— BEGIN —

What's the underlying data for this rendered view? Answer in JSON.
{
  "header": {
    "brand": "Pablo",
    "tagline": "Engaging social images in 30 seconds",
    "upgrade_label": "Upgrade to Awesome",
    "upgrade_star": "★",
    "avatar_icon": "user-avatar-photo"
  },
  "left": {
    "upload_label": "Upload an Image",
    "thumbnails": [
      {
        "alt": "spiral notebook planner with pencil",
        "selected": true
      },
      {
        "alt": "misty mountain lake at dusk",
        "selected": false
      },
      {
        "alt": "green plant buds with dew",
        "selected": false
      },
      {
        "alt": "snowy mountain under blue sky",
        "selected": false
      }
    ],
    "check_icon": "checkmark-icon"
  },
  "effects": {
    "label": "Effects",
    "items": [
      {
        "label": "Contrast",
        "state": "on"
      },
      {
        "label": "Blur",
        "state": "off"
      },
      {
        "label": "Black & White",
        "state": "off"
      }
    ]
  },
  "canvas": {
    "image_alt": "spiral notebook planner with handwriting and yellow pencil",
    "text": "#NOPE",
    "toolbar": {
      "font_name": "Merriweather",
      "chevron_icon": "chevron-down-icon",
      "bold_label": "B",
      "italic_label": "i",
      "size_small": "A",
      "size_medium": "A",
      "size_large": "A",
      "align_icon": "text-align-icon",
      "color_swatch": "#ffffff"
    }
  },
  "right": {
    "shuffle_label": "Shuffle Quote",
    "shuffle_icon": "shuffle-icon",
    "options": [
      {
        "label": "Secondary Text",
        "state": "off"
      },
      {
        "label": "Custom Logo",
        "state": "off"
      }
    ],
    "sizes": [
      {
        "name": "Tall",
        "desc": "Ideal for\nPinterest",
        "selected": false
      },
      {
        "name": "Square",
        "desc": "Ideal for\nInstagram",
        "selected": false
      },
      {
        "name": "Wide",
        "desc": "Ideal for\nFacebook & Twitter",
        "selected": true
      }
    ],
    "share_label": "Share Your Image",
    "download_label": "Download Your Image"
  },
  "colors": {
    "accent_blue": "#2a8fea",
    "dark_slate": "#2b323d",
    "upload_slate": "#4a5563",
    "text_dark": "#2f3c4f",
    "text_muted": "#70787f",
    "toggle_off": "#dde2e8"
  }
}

— END —

> [AIM] From the data above, copy each line that holds "spiral".

> [SOLVED PROBLEM]
        "alt": "spiral notebook planner with pencil",
    "image_alt": "spiral notebook planner with handwriting and yellow pencil",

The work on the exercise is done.